• **Description of the task**
Review the listing and copy each line that holds the word "CIFAR".

....................

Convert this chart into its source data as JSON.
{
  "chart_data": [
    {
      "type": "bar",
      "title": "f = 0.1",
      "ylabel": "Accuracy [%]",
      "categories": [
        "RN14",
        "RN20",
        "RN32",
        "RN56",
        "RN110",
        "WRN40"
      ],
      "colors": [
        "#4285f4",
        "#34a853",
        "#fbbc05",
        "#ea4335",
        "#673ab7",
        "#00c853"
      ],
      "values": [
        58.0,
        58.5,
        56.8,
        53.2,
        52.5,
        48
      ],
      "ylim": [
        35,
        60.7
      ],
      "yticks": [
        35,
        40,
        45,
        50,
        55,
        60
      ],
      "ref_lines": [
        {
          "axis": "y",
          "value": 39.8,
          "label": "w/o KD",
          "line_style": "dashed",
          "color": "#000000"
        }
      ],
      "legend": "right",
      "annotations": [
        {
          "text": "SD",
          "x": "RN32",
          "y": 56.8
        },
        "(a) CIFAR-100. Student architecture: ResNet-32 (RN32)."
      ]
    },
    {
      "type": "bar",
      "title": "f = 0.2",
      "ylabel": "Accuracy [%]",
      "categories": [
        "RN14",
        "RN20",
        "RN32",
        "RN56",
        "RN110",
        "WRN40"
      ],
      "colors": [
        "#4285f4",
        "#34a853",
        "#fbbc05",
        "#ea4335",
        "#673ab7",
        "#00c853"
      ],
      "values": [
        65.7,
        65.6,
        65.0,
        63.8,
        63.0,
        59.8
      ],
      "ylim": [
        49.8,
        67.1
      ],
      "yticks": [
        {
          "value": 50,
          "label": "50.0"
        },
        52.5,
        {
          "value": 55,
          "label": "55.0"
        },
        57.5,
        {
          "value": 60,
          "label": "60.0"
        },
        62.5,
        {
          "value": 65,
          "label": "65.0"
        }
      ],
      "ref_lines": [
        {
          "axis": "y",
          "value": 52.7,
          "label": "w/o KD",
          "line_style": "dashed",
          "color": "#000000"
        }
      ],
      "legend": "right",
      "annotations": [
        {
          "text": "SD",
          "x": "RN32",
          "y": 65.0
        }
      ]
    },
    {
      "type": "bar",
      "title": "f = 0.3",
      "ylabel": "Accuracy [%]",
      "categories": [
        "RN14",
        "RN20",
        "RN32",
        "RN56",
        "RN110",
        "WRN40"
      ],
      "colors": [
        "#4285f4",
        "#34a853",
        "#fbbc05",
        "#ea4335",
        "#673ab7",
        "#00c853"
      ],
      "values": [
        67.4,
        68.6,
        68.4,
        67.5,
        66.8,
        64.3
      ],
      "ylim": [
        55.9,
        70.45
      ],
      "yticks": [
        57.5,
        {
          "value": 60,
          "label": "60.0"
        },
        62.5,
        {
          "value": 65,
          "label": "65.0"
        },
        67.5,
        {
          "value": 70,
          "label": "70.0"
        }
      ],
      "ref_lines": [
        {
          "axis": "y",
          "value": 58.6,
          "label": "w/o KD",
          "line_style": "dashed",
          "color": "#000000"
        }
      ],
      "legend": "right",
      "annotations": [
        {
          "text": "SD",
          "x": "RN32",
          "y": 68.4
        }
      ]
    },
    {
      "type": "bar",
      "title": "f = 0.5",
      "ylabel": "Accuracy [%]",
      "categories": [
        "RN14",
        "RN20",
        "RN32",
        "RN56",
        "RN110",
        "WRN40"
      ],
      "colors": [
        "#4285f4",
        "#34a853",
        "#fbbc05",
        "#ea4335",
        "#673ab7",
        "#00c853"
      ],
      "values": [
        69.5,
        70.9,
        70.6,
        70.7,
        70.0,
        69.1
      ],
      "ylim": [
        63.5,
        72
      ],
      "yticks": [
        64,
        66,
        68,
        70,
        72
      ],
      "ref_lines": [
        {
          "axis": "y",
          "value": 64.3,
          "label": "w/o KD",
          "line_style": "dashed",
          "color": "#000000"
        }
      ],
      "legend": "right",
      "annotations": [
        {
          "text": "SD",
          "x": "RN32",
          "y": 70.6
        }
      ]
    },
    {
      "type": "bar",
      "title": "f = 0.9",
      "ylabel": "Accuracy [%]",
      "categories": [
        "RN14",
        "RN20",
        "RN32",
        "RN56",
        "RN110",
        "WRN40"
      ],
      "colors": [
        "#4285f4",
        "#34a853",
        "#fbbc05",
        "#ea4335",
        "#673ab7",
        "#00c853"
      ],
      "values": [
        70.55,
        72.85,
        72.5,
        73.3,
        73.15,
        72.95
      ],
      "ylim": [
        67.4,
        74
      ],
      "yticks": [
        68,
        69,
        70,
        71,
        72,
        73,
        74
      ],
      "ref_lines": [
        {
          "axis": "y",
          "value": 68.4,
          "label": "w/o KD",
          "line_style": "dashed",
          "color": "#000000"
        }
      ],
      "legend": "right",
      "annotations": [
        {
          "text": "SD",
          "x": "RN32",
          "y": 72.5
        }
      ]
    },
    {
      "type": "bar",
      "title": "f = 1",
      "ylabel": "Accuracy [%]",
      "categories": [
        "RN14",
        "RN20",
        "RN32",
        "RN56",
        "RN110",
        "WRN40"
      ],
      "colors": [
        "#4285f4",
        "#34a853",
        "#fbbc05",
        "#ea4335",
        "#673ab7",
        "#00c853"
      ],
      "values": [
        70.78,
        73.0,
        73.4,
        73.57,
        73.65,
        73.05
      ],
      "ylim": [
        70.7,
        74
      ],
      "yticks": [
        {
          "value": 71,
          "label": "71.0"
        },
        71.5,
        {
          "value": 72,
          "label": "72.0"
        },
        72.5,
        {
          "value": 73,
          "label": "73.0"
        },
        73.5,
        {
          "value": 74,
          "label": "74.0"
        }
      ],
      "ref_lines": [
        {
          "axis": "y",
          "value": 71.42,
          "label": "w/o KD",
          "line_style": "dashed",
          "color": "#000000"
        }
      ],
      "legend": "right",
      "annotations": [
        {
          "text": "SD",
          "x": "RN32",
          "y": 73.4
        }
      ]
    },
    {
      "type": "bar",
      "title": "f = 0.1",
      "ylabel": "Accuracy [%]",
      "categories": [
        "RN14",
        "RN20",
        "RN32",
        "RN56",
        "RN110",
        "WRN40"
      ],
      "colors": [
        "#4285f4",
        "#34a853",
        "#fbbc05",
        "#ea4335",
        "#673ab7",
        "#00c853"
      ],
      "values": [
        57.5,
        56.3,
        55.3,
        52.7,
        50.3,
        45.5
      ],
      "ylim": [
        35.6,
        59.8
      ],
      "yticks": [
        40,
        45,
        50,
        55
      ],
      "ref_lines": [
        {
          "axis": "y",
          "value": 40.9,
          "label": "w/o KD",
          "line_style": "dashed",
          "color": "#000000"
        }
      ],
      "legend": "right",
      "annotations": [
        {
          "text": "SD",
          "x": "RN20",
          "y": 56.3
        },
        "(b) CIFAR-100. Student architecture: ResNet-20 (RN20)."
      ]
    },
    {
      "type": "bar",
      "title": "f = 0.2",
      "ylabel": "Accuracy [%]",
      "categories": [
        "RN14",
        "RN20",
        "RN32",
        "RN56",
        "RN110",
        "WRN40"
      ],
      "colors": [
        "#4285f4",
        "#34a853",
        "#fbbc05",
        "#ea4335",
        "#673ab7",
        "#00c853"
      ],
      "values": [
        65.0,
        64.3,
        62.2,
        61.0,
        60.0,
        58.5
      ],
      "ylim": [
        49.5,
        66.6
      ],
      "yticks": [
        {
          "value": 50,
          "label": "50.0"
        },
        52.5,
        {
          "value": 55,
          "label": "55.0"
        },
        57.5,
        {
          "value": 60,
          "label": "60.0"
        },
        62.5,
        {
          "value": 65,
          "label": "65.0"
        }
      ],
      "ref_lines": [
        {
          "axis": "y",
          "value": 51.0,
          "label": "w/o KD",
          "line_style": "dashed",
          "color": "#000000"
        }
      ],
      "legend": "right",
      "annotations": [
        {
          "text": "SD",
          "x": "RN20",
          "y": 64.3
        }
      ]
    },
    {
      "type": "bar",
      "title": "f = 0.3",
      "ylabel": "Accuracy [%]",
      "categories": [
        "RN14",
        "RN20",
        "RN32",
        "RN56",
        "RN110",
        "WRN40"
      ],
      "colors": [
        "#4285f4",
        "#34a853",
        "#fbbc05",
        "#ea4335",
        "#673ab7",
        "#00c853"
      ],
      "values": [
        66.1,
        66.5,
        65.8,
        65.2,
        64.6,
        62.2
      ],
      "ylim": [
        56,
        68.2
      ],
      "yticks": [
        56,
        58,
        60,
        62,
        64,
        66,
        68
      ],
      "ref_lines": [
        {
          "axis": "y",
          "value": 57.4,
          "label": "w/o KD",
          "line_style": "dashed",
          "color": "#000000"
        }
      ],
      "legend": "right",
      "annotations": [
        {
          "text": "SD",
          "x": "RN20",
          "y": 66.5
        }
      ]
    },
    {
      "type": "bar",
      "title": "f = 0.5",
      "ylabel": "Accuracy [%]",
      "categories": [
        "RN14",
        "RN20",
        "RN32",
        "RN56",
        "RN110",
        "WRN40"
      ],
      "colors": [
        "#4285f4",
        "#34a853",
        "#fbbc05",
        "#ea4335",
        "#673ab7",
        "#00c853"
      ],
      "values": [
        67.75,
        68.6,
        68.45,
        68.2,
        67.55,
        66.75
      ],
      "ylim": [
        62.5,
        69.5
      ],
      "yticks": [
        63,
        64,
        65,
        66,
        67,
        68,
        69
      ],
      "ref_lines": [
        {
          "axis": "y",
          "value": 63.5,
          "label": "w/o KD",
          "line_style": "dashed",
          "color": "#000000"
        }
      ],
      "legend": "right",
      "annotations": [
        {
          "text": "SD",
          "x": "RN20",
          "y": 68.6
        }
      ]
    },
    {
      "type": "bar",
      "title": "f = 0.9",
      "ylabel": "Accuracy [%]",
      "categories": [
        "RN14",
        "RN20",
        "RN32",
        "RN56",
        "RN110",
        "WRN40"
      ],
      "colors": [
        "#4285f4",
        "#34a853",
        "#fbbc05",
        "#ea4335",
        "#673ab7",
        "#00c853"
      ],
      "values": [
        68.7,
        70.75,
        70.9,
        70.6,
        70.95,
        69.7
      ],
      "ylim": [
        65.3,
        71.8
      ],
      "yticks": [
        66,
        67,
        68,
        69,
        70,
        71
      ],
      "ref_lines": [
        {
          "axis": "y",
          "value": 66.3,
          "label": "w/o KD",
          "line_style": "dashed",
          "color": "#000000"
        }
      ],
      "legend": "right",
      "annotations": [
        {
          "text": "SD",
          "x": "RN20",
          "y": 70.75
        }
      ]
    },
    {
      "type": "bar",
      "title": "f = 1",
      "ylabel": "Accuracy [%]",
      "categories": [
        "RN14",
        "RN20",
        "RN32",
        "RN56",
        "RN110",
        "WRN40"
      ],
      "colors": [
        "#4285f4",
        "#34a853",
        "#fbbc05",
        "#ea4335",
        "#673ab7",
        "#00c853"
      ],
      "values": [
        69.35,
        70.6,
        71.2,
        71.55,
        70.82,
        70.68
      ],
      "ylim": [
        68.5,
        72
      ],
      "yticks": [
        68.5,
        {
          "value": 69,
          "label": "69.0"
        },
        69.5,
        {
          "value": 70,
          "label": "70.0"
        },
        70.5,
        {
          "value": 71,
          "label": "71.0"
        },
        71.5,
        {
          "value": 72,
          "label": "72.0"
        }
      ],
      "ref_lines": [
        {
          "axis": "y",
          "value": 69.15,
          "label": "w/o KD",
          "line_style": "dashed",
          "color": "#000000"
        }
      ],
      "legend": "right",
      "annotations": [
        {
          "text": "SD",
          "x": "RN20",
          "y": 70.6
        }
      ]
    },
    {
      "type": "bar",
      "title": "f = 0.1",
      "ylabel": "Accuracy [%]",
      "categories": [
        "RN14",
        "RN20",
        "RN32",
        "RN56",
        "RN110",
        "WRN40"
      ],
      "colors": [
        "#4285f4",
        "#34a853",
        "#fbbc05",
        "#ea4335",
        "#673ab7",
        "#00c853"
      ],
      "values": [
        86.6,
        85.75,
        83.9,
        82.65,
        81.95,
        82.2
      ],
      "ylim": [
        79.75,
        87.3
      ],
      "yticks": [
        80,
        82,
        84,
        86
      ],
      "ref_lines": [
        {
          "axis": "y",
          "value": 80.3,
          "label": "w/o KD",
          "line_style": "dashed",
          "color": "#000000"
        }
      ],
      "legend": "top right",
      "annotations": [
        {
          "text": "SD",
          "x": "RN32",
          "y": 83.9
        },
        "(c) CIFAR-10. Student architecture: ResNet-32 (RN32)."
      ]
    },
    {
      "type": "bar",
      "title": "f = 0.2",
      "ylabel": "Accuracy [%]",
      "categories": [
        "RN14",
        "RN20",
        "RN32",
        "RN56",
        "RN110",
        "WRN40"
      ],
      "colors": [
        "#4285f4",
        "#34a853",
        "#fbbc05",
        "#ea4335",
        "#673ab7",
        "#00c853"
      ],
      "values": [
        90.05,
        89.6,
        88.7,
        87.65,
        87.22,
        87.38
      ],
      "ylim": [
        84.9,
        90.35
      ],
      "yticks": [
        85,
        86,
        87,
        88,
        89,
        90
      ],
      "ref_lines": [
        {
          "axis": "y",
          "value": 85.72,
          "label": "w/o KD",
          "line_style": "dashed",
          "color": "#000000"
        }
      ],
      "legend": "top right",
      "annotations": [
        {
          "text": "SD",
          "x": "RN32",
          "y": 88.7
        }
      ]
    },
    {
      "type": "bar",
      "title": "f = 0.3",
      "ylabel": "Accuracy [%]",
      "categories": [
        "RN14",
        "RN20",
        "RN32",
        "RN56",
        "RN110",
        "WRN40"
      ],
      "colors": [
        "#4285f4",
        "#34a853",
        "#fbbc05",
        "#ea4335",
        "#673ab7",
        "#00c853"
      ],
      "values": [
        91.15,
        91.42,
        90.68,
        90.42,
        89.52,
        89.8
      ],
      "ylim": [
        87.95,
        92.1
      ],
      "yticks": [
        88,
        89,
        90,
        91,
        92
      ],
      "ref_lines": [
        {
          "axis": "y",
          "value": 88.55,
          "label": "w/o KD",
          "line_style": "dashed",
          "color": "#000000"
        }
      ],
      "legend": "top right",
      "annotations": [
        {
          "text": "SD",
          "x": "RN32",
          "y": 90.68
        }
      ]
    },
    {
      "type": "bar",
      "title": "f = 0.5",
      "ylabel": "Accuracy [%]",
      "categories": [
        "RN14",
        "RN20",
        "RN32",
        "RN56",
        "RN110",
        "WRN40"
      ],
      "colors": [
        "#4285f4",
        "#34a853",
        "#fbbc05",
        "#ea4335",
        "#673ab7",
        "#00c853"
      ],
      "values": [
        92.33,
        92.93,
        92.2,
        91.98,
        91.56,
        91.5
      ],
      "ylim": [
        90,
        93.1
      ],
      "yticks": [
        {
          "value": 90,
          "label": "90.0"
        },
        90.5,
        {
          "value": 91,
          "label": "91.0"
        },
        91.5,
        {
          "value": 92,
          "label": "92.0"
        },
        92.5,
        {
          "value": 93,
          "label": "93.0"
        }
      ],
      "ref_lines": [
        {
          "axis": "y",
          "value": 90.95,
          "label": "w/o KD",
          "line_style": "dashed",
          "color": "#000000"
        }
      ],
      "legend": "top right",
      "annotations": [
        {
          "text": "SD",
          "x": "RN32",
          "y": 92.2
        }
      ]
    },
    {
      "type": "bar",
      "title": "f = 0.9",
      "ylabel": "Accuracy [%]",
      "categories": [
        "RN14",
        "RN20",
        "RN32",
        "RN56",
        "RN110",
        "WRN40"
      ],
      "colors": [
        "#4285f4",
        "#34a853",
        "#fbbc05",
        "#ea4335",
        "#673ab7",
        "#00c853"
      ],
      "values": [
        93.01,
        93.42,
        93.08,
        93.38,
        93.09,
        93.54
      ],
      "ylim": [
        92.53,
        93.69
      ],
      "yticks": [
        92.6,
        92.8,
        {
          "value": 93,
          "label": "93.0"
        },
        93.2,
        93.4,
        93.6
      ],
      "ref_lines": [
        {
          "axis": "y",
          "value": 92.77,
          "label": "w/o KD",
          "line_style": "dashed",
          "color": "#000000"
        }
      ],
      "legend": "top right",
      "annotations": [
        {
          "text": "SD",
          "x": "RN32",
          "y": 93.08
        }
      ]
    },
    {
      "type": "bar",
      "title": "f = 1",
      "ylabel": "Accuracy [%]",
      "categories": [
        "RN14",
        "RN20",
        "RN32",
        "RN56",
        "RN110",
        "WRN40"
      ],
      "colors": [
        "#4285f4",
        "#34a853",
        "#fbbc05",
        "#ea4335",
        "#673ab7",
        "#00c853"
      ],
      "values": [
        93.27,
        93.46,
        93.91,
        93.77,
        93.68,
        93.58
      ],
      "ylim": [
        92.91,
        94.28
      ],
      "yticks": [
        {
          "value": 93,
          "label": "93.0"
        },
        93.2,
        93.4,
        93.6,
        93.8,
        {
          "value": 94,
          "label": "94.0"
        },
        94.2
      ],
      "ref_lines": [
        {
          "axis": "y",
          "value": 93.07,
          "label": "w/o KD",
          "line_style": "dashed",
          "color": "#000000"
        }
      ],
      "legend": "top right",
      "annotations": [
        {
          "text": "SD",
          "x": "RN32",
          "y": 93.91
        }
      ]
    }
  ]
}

....................

• **Solved problem**
        "(a) CIFAR-100. Student architecture: ResNet-32 (RN32)."
        "(b) CIFAR-100. Student architecture: ResNet-20 (RN20)."
        "(c) CIFAR-10. Student architecture: ResNet-32 (RN32)."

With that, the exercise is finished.